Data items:
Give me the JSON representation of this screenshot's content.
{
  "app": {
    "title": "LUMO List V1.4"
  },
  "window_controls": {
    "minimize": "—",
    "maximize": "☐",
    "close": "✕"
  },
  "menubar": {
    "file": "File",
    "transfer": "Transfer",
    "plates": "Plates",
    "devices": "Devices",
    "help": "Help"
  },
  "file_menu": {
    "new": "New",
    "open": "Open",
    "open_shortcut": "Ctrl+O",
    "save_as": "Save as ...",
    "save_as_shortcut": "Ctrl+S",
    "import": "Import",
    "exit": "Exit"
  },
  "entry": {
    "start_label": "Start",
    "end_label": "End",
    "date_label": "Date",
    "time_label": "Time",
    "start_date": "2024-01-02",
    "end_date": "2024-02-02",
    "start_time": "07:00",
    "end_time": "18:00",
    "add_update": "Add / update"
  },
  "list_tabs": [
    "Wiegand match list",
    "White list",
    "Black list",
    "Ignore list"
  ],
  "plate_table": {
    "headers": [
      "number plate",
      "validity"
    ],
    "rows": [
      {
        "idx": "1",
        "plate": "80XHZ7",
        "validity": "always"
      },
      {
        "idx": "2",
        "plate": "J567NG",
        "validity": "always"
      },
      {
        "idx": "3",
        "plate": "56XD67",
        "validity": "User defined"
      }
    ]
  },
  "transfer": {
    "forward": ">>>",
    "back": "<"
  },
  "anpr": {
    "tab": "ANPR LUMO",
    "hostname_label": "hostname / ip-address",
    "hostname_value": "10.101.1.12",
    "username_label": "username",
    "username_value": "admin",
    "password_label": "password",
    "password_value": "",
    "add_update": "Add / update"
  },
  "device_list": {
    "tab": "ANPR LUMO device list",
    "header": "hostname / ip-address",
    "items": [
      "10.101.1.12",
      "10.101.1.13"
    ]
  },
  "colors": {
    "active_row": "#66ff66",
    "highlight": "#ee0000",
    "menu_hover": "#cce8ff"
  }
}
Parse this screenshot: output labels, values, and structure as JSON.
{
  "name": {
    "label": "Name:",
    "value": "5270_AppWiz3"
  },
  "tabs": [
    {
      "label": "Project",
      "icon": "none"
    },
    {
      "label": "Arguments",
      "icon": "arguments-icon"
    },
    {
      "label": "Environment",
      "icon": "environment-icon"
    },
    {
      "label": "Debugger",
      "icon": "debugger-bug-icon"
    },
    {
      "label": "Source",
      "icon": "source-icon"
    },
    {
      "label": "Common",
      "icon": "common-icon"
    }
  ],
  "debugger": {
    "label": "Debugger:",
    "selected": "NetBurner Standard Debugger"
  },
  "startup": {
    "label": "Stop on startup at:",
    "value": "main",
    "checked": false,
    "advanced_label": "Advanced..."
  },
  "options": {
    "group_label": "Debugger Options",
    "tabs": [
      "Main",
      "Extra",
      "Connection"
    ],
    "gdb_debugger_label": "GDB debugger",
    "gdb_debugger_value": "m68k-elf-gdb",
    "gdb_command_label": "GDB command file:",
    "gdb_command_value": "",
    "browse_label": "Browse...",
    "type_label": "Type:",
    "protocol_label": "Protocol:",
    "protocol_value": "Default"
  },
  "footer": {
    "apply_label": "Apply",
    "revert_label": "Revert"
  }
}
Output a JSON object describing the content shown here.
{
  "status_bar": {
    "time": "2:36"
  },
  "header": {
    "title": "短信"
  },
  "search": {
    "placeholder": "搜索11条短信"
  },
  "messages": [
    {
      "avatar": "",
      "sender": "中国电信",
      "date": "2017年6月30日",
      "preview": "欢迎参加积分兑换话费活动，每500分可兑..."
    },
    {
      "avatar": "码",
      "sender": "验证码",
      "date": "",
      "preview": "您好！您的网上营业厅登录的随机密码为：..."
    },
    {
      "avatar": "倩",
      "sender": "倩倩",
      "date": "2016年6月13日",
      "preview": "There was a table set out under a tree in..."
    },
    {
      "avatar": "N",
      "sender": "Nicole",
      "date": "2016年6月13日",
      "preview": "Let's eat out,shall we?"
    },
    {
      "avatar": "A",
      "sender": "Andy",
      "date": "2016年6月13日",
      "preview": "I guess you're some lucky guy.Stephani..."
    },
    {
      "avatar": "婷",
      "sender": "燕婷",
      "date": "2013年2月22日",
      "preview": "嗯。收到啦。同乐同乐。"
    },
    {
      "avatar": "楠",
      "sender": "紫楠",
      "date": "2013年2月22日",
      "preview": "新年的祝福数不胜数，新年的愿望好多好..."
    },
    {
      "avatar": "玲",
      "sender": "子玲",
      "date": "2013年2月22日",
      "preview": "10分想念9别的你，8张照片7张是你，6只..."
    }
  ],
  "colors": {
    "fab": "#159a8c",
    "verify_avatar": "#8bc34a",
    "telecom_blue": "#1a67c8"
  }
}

> [Exercise details] Copy out the material above in its entirety. Every detail must match.

> [Task result]
Give me the JSON representation of this screenshot's content.
{
  "app": {
    "title": "LUMO List V1.4"
  },
  "window_controls": {
    "minimize": "—",
    "maximize": "☐",
    "close": "✕"
  },
  "menubar": {
    "file": "File",
    "transfer": "Transfer",
    "plates": "Plates",
    "devices": "Devices",
    "help": "Help"
  },
  "file_menu": {
    "new": "New",
    "open": "Open",
    "open_shortcut": "Ctrl+O",
    "save_as": "Save as ...",
    "save_as_shortcut": "Ctrl+S",
    "import": "Import",
    "exit": "Exit"
  },
  "entry": {
    "start_label": "Start",
    "end_label": "End",
    "date_label": "Date",
    "time_label": "Time",
    "start_date": "2024-01-02",
    "end_date": "2024-02-02",
    "start_time": "07:00",
    "end_time": "18:00",
    "add_update": "Add / update"
  },
  "list_tabs": [
    "Wiegand match list",
    "White list",
    "Black list",
    "Ignore list"
  ],
  "plate_table": {
    "headers": [
      "number plate",
      "validity"
    ],
    "rows": [
      {
        "idx": "1",
        "plate": "80XHZ7",
        "validity": "always"
      },
      {
        "idx": "2",
        "plate": "J567NG",
        "validity": "always"
      },
      {
        "idx": "3",
        "plate": "56XD67",
        "validity": "User defined"
      }
    ]
  },
  "transfer": {
    "forward": ">>>",
    "back": "<"
  },
  "anpr": {
    "tab": "ANPR LUMO",
    "hostname_label": "hostname / ip-address",
    "hostname_value": "10.101.1.12",
    "username_label": "username",
    "username_value": "admin",
    "password_label": "password",
    "password_value": "",
    "add_update": "Add / update"
  },
  "device_list": {
    "tab": "ANPR LUMO device list",
    "header": "hostname / ip-address",
    "items": [
      "10.101.1.12",
      "10.101.1.13"
    ]
  },
  "colors": {
    "active_row": "#66ff66",
    "highlight": "#ee0000",
    "menu_hover": "#cce8ff"
  }
}
Parse this screenshot: output labels, values, and structure as JSON.
{
  "name": {
    "label": "Name:",
    "value": "5270_AppWiz3"
  },
  "tabs": [
    {
      "label": "Project",
      "icon": "none"
    },
    {
      "label": "Arguments",
      "icon": "arguments-icon"
    },
    {
      "label": "Environment",
      "icon": "environment-icon"
    },
    {
      "label": "Debugger",
      "icon": "debugger-bug-icon"
    },
    {
      "label": "Source",
      "icon": "source-icon"
    },
    {
      "label": "Common",
      "icon": "common-icon"
    }
  ],
  "debugger": {
    "label": "Debugger:",
    "selected": "NetBurner Standard Debugger"
  },
  "startup": {
    "label": "Stop on startup at:",
    "value": "main",
    "checked": false,
    "advanced_label": "Advanced..."
  },
  "options": {
    "group_label": "Debugger Options",
    "tabs": [
      "Main",
      "Extra",
      "Connection"
    ],
    "gdb_debugger_label": "GDB debugger",
    "gdb_debugger_value": "m68k-elf-gdb",
    "gdb_command_label": "GDB command file:",
    "gdb_command_value": "",
    "browse_label": "Browse...",
    "type_label": "Type:",
    "protocol_label": "Protocol:",
    "protocol_value": "Default"
  },
  "footer": {
    "apply_label": "Apply",
    "revert_label": "Revert"
  }
}
Output a JSON object describing the content shown here.
{
  "status_bar": {
    "time": "2:36"
  },
  "header": {
    "title": "短信"
  },
  "search": {
    "placeholder": "搜索11条短信"
  },
  "messages": [
    {
      "avatar": "",
      "sender": "中国电信",
      "date": "2017年6月30日",
      "preview": "欢迎参加积分兑换话费活动，每500分可兑..."
    },
    {
      "avatar": "码",
      "sender": "验证码",
      "date": "",
      "preview": "您好！您的网上营业厅登录的随机密码为：..."
    },
    {
      "avatar": "倩",
      "sender": "倩倩",
      "date": "2016年6月13日",
      "preview": "There was a table set out under a tree in..."
    },
    {
      "avatar": "N",
      "sender": "Nicole",
      "date": "2016年6月13日",
      "preview": "Let's eat out,shall we?"
    },
    {
      "avatar": "A",
      "sender": "Andy",
      "date": "2016年6月13日",
      "preview": "I guess you're some lucky guy.Stephani..."
    },
    {
      "avatar": "婷",
      "sender": "燕婷",
      "date": "2013年2月22日",
      "preview": "嗯。收到啦。同乐同乐。"
    },
    {
      "avatar": "楠",
      "sender": "紫楠",
      "date": "2013年2月22日",
      "preview": "新年的祝福数不胜数，新年的愿望好多好..."
    },
    {
      "avatar": "玲",
      "sender": "子玲",
      "date": "2013年2月22日",
      "preview": "10分想念9别的你，8张照片7张是你，6只..."
    }
  ],
  "colors": {
    "fab": "#159a8c",
    "verify_avatar": "#8bc34a",
    "telecom_blue": "#1a67c8"
  }
}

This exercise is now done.